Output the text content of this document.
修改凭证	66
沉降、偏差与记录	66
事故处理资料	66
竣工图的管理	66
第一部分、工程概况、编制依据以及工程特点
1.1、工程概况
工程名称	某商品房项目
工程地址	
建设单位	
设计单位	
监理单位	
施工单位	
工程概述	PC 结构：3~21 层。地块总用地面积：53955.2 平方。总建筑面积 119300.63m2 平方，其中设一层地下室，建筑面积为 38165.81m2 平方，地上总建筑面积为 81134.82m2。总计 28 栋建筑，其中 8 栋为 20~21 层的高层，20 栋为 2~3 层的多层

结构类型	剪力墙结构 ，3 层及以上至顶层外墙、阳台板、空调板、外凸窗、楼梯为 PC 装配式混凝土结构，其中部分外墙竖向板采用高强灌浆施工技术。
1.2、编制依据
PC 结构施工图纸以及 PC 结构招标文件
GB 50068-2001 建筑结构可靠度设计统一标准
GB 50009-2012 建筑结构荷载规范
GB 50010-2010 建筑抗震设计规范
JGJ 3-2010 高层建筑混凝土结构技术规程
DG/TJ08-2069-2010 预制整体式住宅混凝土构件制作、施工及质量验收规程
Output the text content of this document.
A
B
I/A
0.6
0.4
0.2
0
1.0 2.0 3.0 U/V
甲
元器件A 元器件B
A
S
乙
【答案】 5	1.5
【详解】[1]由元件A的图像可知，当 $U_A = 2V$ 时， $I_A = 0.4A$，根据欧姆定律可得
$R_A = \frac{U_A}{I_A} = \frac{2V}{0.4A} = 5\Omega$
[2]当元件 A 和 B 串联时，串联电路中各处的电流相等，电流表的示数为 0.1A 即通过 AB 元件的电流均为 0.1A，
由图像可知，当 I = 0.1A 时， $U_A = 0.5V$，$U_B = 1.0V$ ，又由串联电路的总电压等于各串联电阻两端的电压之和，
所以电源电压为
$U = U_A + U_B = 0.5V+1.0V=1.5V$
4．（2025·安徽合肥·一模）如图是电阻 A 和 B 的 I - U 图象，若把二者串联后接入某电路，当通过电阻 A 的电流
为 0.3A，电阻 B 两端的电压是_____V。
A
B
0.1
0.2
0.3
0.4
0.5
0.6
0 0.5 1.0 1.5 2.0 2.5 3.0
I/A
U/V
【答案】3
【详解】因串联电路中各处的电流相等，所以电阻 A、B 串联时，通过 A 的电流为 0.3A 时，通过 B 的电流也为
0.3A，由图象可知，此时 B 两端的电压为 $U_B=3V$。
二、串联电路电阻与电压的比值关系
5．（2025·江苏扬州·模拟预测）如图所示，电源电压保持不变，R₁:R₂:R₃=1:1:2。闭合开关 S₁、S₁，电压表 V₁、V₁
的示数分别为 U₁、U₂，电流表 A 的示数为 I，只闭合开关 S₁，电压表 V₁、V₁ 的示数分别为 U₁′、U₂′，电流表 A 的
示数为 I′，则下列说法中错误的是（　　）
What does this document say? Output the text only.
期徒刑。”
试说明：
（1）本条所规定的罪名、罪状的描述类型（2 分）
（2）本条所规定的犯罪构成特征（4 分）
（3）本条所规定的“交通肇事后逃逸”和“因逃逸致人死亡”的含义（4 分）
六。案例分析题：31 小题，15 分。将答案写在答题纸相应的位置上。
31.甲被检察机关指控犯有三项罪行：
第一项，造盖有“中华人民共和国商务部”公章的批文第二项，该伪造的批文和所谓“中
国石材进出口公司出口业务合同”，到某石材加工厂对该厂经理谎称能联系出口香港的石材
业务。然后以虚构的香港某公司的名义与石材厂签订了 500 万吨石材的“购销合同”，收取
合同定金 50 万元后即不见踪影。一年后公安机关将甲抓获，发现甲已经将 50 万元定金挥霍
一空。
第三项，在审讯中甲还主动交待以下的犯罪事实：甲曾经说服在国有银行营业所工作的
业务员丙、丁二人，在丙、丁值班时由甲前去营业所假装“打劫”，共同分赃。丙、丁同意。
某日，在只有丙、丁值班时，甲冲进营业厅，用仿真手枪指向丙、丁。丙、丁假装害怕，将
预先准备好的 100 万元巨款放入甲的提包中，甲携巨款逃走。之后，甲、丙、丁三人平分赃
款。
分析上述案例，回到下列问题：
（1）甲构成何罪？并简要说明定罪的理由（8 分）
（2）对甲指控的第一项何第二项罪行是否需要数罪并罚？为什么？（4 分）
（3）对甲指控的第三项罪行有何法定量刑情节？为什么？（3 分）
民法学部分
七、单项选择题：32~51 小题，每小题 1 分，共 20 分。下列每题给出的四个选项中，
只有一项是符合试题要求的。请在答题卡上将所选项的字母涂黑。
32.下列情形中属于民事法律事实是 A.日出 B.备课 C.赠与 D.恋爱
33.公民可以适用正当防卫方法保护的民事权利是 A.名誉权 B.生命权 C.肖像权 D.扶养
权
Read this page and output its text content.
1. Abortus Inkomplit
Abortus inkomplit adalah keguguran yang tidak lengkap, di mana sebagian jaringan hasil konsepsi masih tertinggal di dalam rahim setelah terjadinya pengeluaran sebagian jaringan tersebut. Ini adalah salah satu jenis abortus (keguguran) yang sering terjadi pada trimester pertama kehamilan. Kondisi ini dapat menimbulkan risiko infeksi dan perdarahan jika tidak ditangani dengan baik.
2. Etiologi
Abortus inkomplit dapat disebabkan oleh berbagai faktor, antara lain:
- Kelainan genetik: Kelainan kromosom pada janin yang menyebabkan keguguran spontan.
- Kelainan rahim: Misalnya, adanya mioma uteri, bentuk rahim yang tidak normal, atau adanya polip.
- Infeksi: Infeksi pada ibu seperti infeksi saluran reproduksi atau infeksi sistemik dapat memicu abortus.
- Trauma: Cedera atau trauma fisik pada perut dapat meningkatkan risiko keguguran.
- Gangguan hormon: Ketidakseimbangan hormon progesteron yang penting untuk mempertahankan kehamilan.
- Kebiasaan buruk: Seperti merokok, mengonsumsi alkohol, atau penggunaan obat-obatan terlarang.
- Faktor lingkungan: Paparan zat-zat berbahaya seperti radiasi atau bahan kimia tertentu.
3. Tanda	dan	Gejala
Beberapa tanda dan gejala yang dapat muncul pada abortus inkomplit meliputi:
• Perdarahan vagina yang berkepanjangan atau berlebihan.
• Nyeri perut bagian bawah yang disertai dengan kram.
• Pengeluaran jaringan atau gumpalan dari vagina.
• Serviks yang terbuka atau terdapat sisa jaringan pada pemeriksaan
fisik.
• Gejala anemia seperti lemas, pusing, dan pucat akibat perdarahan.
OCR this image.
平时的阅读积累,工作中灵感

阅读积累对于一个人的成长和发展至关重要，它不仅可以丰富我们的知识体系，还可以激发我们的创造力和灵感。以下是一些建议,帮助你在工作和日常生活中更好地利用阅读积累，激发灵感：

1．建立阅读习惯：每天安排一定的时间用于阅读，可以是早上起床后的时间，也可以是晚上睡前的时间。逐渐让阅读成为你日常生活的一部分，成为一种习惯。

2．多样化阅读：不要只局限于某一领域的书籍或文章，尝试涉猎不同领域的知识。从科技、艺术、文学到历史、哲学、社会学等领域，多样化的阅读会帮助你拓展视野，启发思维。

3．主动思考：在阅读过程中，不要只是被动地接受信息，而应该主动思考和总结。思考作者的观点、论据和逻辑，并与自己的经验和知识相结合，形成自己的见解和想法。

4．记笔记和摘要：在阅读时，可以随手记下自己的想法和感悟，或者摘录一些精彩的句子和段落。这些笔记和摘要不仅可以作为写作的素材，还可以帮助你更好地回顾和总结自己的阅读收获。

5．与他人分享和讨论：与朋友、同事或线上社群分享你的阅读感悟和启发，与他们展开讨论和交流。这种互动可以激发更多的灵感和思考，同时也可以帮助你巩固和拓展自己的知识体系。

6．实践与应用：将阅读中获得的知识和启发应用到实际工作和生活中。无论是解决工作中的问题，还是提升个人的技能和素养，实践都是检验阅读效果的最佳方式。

• YOUR TASK:
Reproduce, exactly and with nothing added, the lines from the one that includes "OCR this image." through the last line of the material.

• EXERCISE ANSWER:
OCR this image.
平时的阅读积累,工作中灵感

阅读积累对于一个人的成长和发展至关重要，它不仅可以丰富我们的知识体系，还可以激发我们的创造力和灵感。以下是一些建议,帮助你在工作和日常生活中更好地利用阅读积累，激发灵感：

1．建立阅读习惯：每天安排一定的时间用于阅读，可以是早上起床后的时间，也可以是晚上睡前的时间。逐渐让阅读成为你日常生活的一部分，成为一种习惯。

2．多样化阅读：不要只局限于某一领域的书籍或文章，尝试涉猎不同领域的知识。从科技、艺术、文学到历史、哲学、社会学等领域，多样化的阅读会帮助你拓展视野，启发思维。

3．主动思考：在阅读过程中，不要只是被动地接受信息，而应该主动思考和总结。思考作者的观点、论据和逻辑，并与自己的经验和知识相结合，形成自己的见解和想法。

4．记笔记和摘要：在阅读时，可以随手记下自己的想法和感悟，或者摘录一些精彩的句子和段落。这些笔记和摘要不仅可以作为写作的素材，还可以帮助你更好地回顾和总结自己的阅读收获。

5．与他人分享和讨论：与朋友、同事或线上社群分享你的阅读感悟和启发，与他们展开讨论和交流。这种互动可以激发更多的灵感和思考，同时也可以帮助你巩固和拓展自己的知识体系。

6．实践与应用：将阅读中获得的知识和启发应用到实际工作和生活中。无论是解决工作中的问题，还是提升个人的技能和素养，实践都是检验阅读效果的最佳方式。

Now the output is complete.